◆ Given problem
Copy every line of the data that contains the string "لوسیون".

◆ Dataset content

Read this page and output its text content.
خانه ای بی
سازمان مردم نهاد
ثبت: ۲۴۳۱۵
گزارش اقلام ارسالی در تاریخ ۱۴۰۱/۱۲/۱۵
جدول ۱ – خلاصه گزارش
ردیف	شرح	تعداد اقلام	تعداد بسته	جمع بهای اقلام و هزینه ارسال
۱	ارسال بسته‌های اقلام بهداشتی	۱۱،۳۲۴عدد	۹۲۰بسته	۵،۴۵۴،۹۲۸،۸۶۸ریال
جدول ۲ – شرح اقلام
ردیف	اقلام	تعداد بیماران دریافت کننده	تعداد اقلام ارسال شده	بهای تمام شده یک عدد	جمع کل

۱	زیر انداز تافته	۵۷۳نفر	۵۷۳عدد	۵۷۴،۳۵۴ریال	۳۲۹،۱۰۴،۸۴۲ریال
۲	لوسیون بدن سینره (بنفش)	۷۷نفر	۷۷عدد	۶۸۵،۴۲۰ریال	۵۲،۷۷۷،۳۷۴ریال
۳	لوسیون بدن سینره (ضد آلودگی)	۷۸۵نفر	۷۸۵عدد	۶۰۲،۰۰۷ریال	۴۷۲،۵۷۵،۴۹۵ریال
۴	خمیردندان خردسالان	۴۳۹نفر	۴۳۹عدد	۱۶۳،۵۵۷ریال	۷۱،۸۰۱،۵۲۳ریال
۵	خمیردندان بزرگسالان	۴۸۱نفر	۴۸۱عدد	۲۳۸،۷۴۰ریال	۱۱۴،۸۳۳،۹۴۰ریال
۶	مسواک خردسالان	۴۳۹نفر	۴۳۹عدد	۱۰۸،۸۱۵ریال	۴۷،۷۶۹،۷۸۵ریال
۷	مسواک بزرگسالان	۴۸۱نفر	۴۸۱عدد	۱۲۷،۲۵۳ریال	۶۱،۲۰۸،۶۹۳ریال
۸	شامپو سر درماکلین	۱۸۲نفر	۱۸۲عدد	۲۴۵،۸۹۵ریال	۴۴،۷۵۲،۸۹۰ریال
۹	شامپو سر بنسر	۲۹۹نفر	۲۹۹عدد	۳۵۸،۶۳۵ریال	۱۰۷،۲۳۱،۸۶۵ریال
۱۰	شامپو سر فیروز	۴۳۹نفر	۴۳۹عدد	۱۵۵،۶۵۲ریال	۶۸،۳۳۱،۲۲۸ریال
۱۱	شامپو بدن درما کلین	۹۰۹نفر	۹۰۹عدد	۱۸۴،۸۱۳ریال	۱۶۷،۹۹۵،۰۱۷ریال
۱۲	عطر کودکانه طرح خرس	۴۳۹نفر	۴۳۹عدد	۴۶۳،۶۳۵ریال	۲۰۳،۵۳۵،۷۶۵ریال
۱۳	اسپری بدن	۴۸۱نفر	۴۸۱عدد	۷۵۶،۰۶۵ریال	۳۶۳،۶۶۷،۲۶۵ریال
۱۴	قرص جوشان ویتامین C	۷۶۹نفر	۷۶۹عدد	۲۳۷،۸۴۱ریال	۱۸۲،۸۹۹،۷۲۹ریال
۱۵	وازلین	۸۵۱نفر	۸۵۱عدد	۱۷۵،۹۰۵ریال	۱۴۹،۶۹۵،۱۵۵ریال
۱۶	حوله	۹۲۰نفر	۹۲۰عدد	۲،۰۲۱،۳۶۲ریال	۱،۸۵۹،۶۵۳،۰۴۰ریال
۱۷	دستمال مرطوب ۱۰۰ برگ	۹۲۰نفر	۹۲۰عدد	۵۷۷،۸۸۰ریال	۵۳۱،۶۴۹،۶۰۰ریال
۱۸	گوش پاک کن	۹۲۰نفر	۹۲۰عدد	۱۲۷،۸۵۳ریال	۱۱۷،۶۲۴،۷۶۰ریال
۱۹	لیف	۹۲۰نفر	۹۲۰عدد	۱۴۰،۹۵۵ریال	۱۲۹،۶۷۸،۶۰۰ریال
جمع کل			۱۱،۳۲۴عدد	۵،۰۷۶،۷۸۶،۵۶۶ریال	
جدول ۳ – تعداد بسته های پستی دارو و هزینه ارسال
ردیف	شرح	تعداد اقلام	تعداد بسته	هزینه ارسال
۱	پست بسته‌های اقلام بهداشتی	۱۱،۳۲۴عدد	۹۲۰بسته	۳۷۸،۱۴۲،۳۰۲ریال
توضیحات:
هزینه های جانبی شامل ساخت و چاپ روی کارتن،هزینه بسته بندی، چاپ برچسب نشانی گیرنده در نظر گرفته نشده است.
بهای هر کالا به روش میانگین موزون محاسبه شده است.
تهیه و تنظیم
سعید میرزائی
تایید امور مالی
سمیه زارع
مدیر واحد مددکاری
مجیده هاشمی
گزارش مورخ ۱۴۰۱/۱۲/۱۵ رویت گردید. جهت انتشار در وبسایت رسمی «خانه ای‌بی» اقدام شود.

--

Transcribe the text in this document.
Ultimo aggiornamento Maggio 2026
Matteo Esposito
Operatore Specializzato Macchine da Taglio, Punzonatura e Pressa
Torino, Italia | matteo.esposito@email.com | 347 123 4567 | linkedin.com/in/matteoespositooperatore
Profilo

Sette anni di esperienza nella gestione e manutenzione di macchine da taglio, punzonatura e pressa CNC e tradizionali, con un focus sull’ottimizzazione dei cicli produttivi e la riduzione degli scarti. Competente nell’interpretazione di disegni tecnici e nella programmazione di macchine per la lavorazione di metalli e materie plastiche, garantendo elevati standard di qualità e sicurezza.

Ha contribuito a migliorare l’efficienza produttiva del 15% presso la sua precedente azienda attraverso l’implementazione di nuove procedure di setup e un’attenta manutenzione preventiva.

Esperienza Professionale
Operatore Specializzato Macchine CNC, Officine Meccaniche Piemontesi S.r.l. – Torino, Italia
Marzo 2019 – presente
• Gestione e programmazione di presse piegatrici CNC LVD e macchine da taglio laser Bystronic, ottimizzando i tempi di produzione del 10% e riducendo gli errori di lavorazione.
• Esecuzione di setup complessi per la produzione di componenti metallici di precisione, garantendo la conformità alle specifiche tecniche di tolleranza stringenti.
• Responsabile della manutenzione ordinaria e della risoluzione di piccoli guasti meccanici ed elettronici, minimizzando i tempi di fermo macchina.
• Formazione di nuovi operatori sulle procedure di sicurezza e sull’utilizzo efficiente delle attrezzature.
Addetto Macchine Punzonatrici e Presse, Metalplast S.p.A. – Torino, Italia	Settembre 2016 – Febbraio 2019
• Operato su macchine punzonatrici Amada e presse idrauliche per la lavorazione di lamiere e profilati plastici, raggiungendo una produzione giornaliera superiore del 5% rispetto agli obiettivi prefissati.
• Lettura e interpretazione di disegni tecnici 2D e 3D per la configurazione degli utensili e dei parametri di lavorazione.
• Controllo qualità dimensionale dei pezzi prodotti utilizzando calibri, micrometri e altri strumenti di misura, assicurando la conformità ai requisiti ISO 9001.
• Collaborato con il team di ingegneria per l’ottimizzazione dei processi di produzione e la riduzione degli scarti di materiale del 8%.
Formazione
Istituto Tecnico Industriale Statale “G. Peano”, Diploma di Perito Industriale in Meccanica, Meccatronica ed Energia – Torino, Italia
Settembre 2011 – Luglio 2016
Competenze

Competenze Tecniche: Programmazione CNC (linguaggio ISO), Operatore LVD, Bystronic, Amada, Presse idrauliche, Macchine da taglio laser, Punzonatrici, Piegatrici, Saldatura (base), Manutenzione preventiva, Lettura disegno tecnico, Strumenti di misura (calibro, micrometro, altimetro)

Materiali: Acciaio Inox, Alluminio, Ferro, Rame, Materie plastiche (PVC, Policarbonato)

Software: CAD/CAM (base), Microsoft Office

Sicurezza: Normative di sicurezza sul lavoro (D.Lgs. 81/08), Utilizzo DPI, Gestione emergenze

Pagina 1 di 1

◆ Correct result
۲	لوسیون بدن سینره (بنفش)	۷۷نفر	۷۷عدد	۶۸۵،۴۲۰ریال	۵۲،۷۷۷،۳۷۴ریال
۳	لوسیون بدن سینره (ضد آلودگی)	۷۸۵نفر	۷۸۵عدد	۶۰۲،۰۰۷ریال	۴۷۲،۵۷۵،۴۹۵ریال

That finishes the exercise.